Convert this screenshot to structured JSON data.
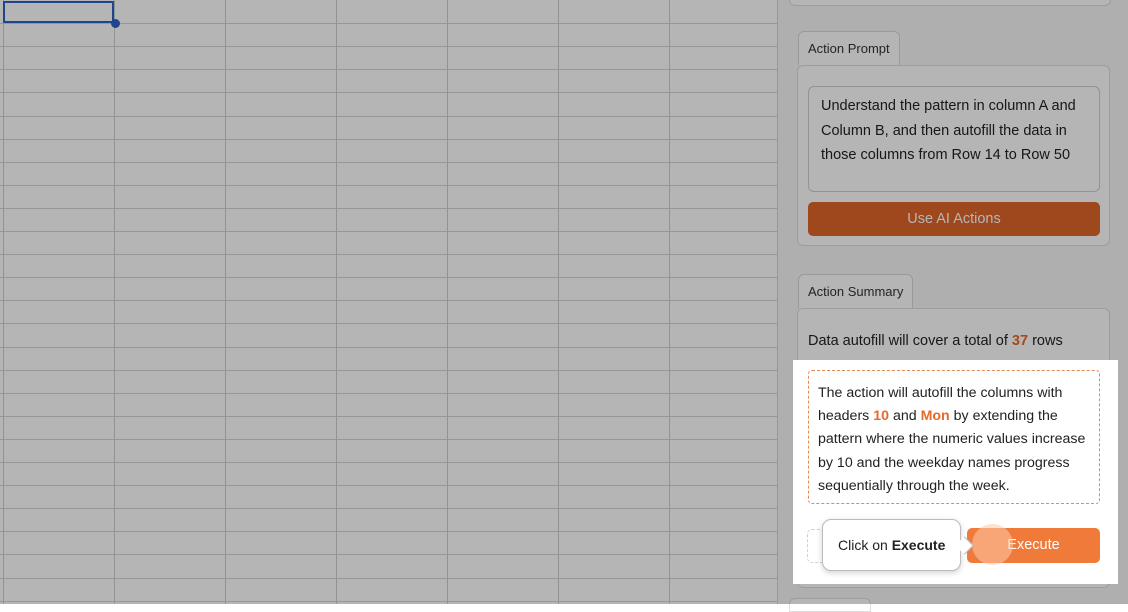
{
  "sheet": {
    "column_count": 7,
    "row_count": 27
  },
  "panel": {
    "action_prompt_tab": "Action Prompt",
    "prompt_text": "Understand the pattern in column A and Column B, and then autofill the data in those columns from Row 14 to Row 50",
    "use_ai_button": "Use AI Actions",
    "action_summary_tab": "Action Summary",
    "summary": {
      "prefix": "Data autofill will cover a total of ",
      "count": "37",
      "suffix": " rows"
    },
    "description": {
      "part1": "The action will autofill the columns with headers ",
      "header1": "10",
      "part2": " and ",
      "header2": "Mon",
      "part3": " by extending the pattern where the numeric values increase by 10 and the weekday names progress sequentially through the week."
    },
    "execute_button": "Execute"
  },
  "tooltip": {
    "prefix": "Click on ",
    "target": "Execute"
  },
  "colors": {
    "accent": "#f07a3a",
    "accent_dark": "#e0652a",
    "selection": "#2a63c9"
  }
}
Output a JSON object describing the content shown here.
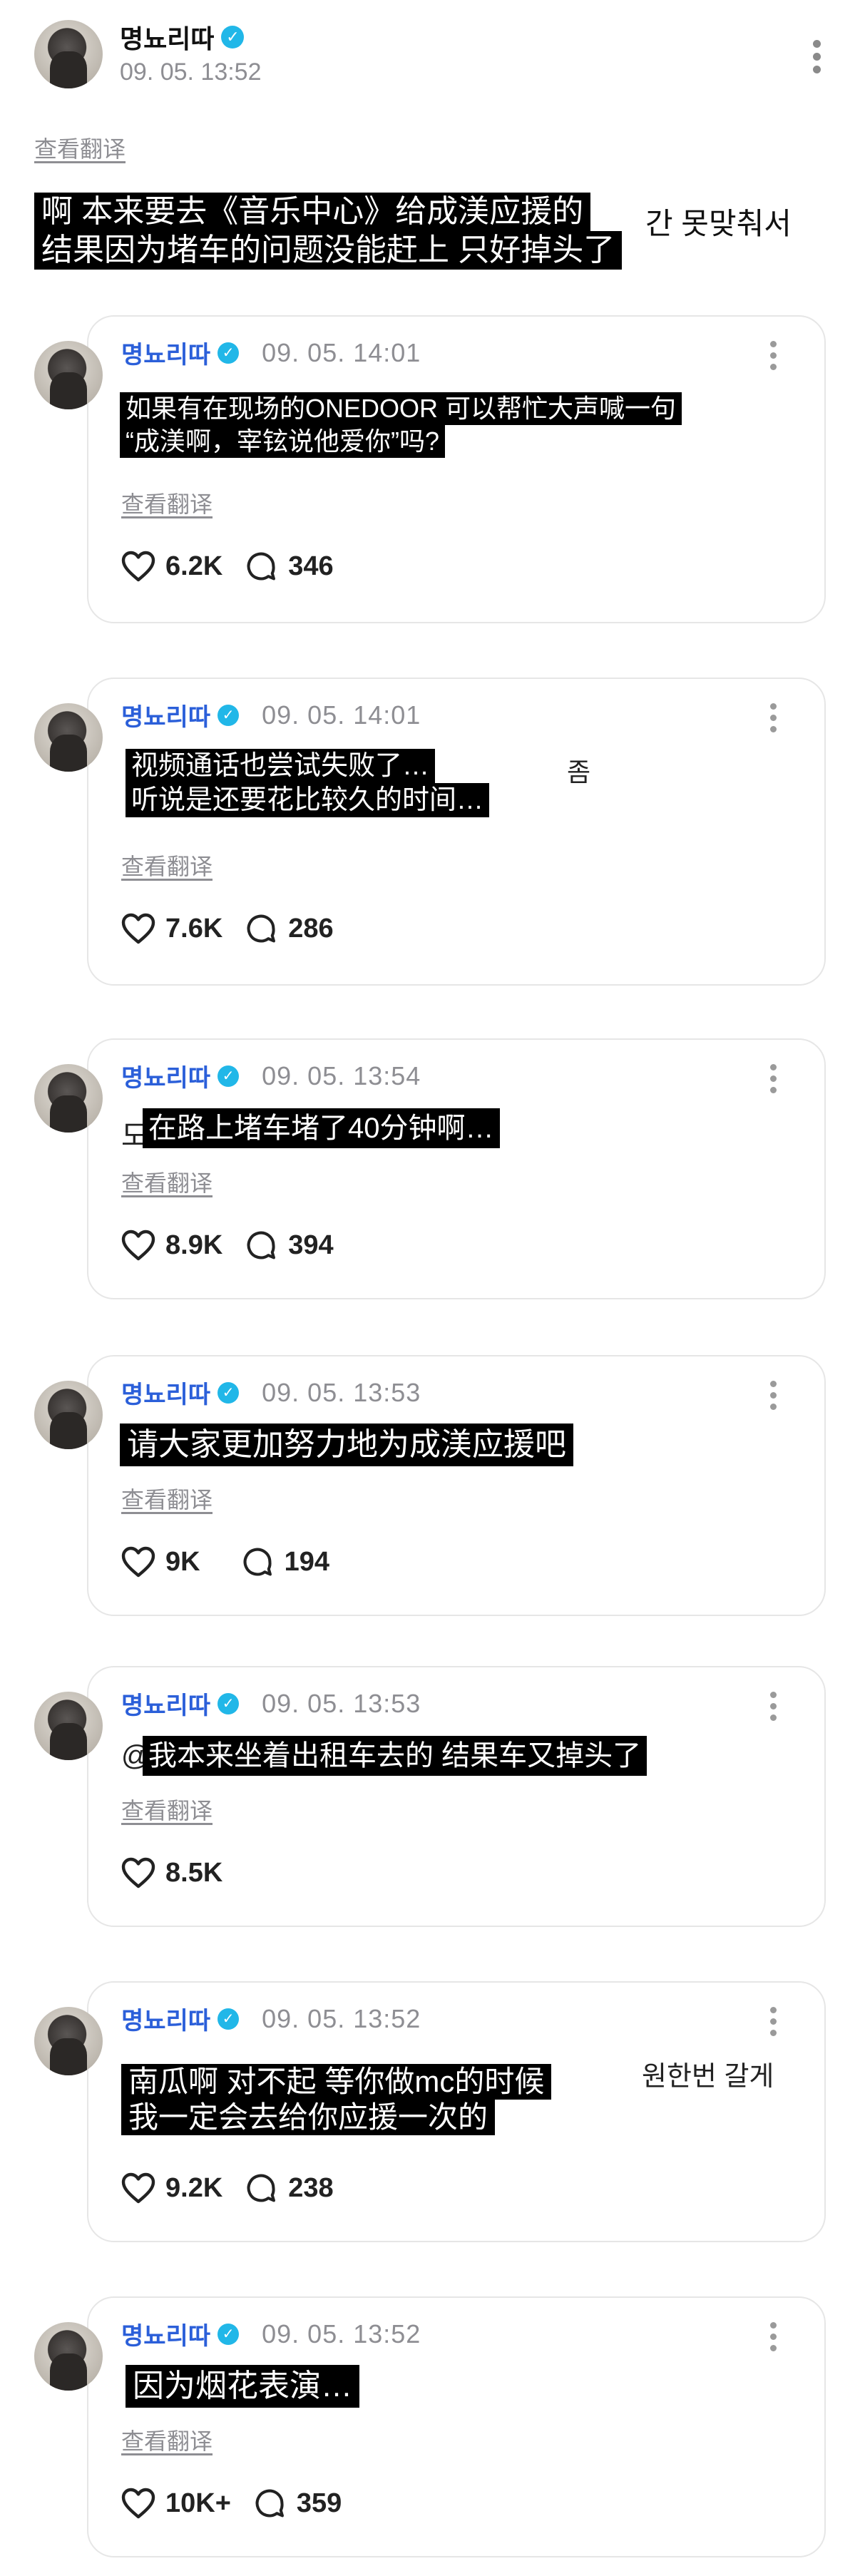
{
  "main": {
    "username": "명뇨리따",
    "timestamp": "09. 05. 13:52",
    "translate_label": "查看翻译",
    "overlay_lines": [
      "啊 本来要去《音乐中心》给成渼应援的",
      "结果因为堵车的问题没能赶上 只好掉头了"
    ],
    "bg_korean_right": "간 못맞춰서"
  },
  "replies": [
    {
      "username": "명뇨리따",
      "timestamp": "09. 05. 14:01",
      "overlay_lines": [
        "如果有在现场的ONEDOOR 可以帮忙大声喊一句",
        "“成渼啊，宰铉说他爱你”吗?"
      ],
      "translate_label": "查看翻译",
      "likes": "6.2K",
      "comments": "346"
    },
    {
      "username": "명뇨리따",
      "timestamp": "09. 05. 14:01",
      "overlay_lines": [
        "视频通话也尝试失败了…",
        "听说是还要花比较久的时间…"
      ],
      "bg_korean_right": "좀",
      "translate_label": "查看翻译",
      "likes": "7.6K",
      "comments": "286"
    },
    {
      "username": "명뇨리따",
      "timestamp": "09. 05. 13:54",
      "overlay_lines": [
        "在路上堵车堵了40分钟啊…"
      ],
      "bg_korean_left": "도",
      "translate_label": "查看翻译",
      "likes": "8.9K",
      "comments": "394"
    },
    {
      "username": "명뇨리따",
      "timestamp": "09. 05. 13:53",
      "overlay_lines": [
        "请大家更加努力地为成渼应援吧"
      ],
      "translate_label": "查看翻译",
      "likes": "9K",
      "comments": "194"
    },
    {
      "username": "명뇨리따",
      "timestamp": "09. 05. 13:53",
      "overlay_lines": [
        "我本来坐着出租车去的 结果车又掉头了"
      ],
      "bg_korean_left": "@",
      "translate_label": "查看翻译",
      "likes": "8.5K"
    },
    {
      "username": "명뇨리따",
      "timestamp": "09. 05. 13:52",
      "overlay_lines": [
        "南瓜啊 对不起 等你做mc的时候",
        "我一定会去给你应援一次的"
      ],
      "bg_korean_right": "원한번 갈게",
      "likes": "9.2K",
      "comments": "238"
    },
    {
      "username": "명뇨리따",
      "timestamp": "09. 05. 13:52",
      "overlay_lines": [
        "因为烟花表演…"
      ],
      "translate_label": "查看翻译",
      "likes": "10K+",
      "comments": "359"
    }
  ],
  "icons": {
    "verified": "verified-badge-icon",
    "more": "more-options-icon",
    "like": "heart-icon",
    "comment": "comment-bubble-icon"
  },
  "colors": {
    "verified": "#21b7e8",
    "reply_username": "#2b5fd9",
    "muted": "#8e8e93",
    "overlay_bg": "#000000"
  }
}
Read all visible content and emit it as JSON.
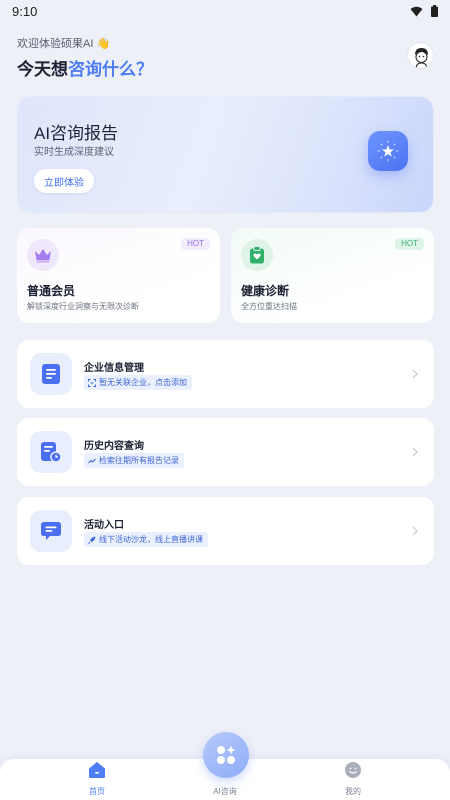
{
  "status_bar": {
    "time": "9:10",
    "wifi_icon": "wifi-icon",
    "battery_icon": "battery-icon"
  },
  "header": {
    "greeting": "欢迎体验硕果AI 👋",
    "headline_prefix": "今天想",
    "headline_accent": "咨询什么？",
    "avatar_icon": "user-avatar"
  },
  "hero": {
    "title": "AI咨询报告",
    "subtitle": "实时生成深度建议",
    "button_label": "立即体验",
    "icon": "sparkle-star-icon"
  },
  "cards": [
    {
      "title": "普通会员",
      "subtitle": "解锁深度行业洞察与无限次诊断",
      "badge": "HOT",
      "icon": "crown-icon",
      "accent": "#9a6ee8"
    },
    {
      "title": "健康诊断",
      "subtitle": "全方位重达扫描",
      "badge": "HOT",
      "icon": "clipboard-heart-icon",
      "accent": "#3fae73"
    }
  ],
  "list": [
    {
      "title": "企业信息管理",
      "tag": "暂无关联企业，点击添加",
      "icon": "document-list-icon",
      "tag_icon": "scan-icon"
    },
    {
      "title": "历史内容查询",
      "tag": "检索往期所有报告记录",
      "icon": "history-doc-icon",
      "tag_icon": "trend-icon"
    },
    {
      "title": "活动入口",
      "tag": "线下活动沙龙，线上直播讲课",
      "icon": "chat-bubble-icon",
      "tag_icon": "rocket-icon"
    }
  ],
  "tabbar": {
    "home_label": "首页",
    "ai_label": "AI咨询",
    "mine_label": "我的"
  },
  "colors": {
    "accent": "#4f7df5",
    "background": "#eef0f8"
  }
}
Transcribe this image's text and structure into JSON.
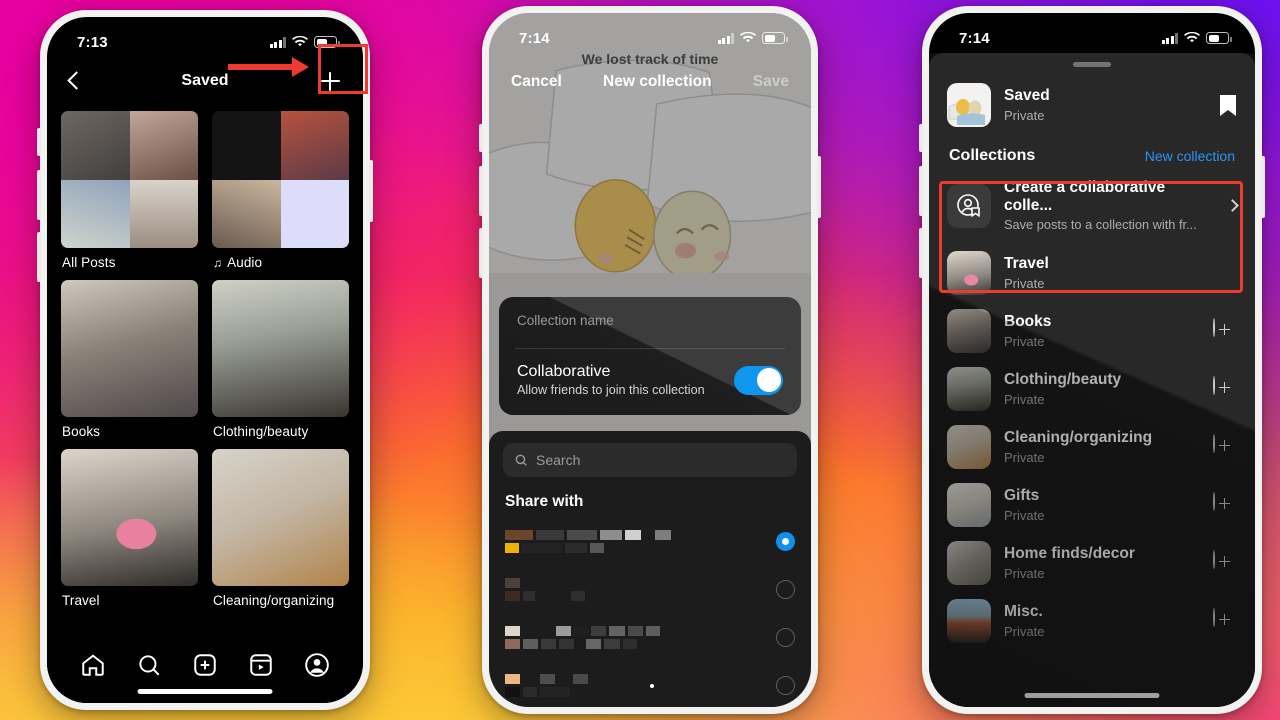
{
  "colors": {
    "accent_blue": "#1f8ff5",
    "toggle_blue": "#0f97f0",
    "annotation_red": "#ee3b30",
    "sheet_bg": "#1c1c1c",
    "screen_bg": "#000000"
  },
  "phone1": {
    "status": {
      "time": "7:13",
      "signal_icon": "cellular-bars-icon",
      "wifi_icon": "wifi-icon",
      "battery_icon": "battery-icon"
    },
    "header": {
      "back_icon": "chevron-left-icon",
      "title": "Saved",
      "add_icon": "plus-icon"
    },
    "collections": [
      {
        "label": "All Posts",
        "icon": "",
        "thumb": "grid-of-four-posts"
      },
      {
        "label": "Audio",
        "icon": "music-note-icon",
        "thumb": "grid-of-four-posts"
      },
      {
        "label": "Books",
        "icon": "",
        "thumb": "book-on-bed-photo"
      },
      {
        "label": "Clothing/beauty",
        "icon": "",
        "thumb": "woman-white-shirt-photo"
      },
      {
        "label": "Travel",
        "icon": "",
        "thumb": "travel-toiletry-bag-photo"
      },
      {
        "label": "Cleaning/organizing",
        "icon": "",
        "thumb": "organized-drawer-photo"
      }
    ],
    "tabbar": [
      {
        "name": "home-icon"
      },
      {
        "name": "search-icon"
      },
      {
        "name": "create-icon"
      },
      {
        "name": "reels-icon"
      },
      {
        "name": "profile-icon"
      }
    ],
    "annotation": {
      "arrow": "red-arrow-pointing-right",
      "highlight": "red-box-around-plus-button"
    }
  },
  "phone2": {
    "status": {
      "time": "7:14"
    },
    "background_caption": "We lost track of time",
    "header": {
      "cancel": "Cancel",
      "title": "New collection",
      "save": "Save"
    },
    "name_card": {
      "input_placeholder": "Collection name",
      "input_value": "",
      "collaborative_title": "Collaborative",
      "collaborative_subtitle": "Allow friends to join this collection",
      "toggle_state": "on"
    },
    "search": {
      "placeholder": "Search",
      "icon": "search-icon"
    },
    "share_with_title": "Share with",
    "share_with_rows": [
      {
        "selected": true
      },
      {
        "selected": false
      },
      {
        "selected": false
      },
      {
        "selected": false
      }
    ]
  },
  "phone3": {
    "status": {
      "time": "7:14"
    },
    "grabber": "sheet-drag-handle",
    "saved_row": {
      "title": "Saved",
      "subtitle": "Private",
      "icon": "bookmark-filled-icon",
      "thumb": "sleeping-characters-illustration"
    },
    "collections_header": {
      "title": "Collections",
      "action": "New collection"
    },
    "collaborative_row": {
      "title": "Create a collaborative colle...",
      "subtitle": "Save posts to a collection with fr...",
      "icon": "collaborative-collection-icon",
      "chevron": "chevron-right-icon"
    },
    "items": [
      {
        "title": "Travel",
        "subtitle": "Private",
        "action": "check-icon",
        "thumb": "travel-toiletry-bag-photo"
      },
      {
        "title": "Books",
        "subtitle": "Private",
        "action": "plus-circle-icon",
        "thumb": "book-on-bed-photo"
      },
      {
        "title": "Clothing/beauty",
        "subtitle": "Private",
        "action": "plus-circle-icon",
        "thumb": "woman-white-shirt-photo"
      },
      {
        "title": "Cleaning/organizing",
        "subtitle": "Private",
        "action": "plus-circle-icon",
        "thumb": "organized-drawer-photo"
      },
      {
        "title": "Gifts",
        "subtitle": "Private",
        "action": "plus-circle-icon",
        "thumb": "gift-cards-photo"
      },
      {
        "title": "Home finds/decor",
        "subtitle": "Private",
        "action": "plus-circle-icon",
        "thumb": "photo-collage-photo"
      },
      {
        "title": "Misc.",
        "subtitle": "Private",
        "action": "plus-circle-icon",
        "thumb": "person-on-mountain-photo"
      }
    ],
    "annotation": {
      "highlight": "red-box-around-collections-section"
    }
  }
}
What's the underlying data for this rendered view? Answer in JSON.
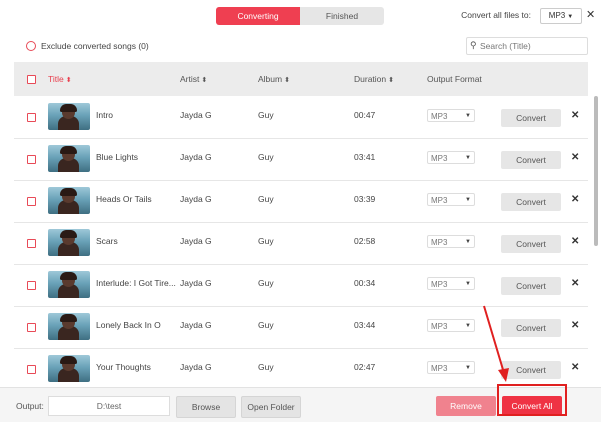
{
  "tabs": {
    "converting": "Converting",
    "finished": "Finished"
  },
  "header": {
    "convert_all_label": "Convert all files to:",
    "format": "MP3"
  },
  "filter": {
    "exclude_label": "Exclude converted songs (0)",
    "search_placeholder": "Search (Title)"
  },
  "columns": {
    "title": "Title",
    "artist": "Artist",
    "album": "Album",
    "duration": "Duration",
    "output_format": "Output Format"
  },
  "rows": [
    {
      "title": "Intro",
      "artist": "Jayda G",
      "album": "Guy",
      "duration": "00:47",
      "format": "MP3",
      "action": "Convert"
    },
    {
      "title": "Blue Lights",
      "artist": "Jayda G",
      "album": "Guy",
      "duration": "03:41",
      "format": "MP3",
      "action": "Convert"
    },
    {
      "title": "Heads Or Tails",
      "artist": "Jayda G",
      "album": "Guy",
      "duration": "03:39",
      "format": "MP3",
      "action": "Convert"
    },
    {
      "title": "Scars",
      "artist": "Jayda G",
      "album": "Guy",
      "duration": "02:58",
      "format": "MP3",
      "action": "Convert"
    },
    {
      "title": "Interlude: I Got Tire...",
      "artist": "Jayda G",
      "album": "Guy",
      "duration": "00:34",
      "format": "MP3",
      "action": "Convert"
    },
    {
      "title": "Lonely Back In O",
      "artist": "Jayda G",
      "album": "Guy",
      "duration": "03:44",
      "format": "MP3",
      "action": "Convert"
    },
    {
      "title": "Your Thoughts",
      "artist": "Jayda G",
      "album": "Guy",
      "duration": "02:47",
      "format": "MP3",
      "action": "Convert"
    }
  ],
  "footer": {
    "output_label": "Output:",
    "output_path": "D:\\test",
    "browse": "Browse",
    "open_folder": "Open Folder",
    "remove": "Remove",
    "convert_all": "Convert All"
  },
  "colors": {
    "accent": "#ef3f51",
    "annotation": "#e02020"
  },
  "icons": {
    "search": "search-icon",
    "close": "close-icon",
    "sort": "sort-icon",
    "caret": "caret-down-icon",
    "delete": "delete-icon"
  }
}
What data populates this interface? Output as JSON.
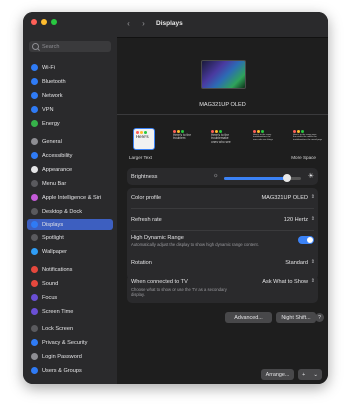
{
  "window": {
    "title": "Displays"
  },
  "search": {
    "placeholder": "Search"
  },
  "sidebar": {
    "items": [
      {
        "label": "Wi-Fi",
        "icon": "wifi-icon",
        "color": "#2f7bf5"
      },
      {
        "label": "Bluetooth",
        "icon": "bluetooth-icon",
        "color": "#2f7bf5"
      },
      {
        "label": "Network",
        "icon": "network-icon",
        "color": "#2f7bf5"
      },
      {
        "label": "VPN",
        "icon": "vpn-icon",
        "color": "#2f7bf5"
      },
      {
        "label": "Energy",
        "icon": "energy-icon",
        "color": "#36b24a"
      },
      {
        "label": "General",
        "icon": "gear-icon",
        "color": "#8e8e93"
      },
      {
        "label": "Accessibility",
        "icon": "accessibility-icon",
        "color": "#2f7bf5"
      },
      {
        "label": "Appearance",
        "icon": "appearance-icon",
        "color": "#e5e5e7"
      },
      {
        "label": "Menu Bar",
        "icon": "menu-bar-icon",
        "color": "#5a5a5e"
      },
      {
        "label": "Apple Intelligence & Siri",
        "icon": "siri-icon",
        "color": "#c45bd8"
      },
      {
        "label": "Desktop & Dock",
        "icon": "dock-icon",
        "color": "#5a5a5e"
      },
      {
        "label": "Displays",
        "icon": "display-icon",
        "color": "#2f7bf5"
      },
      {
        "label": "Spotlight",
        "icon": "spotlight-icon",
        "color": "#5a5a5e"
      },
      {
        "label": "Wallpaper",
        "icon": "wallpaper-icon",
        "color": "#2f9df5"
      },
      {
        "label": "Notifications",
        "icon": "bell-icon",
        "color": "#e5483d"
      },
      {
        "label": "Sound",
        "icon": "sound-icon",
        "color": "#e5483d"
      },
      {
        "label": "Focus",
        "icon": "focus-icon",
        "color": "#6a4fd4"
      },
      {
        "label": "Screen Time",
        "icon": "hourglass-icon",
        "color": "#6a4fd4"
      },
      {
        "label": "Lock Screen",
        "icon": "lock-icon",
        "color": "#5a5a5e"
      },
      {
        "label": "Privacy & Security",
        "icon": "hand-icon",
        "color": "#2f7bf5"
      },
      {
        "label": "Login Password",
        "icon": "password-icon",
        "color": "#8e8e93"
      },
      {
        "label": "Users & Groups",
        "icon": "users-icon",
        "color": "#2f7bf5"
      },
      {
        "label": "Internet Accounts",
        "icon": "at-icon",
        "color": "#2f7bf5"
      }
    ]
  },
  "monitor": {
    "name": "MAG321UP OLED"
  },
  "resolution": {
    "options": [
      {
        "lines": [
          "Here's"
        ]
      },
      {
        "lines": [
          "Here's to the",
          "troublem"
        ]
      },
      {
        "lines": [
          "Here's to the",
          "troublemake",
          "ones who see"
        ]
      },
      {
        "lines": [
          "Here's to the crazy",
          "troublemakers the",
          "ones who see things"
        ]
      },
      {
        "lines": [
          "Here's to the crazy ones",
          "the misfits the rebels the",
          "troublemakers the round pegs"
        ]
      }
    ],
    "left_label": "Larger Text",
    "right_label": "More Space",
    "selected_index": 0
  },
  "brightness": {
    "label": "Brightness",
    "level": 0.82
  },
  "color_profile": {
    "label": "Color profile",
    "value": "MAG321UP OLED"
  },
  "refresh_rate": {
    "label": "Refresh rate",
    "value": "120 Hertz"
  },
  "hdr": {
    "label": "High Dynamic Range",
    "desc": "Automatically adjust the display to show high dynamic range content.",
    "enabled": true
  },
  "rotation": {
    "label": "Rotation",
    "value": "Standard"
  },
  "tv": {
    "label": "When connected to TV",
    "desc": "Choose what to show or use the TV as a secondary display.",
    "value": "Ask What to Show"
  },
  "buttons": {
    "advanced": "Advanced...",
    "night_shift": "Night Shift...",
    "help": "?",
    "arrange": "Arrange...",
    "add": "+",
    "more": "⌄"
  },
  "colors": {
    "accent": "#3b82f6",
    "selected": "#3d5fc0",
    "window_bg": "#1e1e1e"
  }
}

→ Short problem: Determine how many lines above contain "bubble" as a word or string. Give the number alone.

→ Answer in full: 2